======== Dataset extract ========

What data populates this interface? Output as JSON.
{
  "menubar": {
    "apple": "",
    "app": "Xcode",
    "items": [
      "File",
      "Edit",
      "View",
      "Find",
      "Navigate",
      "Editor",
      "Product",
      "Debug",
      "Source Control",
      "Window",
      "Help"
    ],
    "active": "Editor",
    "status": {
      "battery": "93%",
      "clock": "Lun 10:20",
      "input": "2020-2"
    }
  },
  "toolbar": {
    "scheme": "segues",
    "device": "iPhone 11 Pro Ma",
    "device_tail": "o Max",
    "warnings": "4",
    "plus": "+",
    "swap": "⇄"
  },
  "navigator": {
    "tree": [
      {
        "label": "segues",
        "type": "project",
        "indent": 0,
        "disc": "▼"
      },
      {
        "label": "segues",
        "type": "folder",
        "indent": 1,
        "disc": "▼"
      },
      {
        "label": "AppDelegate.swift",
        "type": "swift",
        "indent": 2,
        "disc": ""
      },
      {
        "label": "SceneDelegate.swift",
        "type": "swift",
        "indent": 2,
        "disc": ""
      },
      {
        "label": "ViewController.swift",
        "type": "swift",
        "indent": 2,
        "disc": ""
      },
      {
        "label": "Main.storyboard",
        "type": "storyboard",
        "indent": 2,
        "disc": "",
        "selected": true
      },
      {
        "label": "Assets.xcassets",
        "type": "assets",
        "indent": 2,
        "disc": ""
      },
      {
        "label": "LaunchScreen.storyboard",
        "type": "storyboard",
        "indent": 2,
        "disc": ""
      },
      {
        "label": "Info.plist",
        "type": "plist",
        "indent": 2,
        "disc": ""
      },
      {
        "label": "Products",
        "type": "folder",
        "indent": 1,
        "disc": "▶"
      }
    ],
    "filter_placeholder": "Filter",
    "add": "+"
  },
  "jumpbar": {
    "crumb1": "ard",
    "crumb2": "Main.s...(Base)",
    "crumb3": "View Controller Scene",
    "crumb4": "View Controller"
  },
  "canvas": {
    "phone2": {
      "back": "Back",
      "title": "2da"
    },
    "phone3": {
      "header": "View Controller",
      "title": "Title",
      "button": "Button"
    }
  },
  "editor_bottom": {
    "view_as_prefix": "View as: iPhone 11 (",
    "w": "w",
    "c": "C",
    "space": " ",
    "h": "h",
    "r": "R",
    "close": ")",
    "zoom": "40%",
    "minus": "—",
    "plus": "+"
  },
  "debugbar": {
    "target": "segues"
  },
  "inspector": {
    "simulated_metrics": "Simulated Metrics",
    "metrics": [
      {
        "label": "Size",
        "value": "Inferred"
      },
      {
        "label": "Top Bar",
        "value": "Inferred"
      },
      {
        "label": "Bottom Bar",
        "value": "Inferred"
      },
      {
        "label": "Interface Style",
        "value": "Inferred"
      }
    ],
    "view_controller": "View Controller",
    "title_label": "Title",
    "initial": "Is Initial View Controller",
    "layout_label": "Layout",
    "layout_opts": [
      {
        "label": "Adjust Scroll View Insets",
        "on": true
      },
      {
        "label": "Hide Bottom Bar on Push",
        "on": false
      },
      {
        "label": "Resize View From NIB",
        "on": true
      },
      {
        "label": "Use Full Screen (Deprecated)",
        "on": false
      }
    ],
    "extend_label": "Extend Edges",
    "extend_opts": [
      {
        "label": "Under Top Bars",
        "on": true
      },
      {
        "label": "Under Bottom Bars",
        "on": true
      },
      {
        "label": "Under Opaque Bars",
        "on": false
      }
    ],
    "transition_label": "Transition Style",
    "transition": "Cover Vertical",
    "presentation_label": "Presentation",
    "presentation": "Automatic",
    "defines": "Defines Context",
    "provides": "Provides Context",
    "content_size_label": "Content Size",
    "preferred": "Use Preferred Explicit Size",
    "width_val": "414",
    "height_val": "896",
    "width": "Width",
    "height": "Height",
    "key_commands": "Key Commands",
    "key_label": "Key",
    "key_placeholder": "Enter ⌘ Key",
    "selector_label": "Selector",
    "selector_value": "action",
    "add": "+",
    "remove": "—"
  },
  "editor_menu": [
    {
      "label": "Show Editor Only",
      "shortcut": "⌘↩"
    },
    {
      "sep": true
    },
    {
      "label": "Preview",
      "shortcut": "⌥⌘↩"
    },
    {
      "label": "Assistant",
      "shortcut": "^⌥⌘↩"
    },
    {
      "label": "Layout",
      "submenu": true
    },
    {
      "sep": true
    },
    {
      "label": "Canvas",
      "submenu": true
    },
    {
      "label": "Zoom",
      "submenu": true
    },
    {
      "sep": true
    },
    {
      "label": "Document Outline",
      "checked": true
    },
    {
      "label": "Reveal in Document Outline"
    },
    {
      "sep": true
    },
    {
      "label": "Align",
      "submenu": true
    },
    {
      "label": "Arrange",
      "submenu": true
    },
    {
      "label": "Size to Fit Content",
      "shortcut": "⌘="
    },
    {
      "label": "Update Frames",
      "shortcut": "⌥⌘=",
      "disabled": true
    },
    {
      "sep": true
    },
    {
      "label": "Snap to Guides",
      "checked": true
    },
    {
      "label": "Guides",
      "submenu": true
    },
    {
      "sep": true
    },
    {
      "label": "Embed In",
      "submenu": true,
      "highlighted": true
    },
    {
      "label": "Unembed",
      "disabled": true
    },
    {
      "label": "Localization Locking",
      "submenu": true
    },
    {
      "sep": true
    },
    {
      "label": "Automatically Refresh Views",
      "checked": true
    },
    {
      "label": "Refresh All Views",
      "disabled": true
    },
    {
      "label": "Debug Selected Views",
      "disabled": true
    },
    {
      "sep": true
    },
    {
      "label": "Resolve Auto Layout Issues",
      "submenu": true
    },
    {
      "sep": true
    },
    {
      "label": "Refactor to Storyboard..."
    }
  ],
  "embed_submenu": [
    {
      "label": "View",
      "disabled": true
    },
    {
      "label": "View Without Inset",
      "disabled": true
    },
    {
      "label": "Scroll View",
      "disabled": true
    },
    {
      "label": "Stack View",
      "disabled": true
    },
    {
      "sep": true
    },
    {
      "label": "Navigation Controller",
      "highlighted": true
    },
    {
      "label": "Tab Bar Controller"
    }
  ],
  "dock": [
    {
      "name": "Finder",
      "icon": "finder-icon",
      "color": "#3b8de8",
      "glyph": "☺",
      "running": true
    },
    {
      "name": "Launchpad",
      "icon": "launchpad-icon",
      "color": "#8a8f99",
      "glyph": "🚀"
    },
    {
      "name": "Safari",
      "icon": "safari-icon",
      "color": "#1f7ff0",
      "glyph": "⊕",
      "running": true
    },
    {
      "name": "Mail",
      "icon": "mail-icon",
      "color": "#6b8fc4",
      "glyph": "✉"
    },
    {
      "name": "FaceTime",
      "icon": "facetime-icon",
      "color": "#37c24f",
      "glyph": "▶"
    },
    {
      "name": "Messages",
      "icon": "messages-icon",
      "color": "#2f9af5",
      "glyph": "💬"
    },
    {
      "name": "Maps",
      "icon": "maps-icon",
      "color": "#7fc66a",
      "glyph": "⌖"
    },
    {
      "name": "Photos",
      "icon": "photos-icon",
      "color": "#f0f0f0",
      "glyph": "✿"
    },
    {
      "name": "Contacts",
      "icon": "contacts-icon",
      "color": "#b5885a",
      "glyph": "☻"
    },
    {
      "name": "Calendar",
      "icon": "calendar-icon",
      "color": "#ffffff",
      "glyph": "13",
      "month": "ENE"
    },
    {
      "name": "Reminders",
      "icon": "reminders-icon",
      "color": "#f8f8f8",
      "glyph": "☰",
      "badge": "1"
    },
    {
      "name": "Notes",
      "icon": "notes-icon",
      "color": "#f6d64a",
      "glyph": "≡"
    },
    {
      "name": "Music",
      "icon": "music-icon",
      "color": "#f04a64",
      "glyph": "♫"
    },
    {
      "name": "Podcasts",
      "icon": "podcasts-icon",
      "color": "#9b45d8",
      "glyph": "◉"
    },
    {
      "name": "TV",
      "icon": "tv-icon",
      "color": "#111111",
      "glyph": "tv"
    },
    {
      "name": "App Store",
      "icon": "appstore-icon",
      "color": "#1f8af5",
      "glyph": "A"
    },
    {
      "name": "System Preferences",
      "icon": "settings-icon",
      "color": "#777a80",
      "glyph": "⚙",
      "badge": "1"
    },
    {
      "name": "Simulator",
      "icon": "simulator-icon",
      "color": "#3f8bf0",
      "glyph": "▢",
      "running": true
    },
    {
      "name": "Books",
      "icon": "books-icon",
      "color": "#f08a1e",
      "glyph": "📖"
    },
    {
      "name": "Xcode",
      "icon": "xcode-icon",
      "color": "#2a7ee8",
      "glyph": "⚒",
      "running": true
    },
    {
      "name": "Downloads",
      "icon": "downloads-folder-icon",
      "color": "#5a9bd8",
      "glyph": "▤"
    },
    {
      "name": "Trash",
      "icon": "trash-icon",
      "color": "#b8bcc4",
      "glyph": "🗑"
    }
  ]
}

========

**The exercise**
From the records, copy every line that has the string "Views" in it.

**Response to the task**
      "label": "Automatically Refresh Views",
      "label": "Refresh All Views",
      "label": "Debug Selected Views",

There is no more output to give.